■ Exercise requirements: Copy every line of the records below where the word "title" occurs.

# Extracted records start

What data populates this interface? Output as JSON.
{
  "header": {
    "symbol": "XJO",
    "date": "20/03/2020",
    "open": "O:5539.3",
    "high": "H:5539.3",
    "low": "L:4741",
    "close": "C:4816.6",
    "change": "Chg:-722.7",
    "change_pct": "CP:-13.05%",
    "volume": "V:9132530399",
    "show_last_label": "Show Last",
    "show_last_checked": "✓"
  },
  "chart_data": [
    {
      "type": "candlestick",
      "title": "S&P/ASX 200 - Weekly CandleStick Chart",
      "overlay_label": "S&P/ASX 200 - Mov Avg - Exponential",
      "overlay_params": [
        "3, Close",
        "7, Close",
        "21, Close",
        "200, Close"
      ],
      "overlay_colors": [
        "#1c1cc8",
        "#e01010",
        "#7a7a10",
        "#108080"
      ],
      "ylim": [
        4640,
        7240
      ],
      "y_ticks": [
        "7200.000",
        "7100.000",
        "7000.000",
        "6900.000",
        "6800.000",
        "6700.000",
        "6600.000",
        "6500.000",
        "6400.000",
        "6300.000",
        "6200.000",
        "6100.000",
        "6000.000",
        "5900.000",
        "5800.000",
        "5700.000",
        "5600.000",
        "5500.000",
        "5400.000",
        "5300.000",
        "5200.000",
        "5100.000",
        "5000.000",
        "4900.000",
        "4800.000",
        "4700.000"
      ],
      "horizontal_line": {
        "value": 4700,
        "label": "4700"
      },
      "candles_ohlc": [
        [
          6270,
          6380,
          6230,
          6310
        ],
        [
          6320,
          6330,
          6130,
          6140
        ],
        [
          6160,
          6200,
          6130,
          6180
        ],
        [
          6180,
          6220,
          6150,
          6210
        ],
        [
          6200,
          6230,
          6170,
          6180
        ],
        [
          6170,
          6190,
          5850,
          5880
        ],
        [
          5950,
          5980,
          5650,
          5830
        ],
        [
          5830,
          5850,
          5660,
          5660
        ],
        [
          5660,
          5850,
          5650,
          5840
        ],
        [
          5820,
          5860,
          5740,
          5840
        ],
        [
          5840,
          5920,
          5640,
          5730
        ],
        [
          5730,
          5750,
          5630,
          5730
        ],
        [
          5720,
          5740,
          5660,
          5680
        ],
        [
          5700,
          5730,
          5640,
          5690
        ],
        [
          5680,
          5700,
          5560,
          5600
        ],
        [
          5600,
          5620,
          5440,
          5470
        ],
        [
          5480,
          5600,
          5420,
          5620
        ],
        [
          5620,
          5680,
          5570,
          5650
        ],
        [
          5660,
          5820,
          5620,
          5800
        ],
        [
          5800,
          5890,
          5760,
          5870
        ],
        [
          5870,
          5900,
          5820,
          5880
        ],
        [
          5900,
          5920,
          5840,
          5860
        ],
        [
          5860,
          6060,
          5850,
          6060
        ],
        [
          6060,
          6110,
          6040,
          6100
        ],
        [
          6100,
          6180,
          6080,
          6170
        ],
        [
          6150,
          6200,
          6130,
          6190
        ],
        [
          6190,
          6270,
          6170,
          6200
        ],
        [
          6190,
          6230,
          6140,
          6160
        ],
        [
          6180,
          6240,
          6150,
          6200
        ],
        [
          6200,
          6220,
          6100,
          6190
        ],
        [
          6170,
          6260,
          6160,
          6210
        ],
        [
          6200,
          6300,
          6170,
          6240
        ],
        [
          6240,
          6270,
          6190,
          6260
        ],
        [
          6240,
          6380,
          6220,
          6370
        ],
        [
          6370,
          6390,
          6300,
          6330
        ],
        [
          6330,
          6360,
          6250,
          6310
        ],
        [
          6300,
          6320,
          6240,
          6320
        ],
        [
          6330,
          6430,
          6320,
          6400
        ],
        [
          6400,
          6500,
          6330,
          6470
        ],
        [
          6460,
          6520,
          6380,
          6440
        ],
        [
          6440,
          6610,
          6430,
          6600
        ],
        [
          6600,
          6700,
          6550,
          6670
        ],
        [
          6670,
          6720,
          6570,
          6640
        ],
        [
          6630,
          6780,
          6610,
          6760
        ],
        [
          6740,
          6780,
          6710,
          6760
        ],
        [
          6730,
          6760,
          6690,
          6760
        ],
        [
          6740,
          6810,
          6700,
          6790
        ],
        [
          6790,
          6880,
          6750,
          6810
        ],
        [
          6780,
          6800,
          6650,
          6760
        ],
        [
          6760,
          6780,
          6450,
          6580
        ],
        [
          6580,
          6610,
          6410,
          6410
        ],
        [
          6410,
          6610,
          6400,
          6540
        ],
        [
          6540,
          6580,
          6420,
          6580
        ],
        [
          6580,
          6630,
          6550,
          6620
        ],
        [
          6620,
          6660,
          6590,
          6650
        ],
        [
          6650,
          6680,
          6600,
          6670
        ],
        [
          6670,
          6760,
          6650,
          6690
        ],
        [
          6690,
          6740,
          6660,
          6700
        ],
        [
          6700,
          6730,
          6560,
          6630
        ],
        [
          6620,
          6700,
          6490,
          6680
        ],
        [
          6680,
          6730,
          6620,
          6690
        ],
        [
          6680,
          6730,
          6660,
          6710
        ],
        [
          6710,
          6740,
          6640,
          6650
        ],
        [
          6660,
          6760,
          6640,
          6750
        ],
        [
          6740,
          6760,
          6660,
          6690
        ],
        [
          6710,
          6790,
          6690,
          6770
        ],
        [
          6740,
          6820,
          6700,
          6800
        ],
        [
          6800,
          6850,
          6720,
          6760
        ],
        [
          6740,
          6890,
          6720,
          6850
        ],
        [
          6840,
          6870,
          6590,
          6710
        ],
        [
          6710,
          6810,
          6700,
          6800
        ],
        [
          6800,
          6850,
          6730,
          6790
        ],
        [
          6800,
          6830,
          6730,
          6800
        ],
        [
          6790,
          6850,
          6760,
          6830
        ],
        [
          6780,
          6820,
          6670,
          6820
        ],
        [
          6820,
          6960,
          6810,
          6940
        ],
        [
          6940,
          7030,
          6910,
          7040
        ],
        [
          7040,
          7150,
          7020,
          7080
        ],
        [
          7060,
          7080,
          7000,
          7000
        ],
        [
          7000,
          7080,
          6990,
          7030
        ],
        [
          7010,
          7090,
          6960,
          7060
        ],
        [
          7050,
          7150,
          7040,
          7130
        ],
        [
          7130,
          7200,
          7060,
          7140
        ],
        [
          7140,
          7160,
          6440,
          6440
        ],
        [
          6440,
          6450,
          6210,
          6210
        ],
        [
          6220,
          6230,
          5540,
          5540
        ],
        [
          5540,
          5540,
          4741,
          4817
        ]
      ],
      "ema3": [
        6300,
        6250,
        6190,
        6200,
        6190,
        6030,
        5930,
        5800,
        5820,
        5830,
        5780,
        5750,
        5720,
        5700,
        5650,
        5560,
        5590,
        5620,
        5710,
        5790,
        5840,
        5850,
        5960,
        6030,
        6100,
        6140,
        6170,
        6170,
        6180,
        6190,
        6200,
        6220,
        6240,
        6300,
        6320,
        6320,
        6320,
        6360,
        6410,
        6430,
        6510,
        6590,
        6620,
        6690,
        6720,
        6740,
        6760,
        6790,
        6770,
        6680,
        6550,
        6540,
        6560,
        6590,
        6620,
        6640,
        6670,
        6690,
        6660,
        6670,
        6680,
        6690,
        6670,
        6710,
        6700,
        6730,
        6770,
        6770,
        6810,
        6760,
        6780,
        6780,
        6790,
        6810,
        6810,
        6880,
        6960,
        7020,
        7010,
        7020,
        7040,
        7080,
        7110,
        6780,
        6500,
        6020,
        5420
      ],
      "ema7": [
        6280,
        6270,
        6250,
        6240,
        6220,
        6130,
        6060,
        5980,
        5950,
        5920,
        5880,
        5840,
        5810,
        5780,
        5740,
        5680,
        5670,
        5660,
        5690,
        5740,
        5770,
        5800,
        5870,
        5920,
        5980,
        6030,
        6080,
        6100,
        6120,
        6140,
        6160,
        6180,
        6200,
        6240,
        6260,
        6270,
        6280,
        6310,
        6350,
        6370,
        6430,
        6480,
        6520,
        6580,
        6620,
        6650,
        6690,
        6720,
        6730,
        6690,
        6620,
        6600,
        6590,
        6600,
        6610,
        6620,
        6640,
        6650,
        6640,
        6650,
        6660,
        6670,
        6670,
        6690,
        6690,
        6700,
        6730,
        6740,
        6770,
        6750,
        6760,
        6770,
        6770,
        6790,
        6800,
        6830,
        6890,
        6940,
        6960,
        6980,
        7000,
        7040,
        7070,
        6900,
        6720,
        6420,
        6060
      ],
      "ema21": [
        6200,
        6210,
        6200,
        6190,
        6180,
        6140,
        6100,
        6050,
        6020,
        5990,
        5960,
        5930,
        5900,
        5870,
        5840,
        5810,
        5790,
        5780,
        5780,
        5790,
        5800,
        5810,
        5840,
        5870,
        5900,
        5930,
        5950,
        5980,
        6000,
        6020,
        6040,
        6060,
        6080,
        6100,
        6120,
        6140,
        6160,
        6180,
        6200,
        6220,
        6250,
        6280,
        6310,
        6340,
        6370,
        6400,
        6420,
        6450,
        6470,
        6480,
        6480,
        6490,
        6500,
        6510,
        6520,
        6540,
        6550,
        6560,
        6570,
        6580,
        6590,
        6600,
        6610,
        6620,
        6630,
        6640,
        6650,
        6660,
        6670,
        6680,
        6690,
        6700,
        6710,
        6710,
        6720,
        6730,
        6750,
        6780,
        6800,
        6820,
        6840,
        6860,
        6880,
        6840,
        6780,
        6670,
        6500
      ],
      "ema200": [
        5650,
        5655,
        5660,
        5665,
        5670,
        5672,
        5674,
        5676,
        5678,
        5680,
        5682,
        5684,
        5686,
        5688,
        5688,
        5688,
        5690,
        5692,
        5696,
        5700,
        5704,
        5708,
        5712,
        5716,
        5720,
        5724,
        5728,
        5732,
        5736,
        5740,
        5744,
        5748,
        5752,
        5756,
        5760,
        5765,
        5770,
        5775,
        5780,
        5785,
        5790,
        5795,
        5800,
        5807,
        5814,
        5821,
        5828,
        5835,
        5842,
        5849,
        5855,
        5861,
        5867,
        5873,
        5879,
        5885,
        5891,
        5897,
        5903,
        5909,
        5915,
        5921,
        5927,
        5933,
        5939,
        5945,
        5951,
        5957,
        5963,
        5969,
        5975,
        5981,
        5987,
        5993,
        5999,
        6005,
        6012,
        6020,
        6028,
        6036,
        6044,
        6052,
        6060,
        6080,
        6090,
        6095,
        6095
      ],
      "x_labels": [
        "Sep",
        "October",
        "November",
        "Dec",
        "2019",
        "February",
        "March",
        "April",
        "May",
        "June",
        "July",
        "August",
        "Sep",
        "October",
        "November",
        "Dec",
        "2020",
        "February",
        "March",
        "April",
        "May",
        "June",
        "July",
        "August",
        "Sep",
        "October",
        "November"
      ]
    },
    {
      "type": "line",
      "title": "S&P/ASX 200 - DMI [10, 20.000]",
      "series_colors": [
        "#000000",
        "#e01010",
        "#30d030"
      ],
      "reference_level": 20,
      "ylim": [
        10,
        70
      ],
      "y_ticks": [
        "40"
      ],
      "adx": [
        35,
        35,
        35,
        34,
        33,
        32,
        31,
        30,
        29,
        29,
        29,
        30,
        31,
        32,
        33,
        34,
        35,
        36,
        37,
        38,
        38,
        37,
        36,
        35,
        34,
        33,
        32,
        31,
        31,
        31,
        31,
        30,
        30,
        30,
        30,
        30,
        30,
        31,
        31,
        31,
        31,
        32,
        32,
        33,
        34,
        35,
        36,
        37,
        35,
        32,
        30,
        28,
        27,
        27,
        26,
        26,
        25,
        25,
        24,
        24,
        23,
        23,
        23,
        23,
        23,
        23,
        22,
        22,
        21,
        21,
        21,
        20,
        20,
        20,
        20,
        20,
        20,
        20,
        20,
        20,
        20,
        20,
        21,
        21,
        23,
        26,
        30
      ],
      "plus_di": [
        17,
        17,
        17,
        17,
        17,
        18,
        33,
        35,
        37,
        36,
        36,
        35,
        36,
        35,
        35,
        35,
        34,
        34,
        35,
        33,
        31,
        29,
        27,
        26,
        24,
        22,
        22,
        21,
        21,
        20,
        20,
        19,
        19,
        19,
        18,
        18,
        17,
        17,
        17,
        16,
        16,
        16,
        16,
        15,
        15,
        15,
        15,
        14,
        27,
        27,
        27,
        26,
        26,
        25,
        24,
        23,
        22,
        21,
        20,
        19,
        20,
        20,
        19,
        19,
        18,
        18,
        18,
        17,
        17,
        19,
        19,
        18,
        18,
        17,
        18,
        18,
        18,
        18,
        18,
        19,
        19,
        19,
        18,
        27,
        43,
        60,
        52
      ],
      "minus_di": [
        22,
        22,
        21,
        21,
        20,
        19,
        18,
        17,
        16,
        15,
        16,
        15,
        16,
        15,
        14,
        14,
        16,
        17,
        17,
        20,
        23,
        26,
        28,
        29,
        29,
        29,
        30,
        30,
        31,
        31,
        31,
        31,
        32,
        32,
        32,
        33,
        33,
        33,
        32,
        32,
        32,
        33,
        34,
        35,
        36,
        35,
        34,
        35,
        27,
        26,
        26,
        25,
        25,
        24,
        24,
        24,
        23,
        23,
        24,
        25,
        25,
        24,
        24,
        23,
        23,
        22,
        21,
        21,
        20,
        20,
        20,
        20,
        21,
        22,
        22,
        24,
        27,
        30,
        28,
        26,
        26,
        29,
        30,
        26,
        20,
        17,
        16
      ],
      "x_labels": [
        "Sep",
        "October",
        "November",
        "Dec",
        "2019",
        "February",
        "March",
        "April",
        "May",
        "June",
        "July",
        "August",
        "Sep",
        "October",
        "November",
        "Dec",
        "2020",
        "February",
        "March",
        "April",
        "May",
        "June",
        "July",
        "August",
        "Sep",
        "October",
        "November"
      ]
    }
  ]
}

# Extracted records end

■ Response to the exercise:
      "title": "S&P/ASX 200 - Weekly CandleStick Chart",
      "title": "S&P/ASX 200 - DMI [10, 20.000]",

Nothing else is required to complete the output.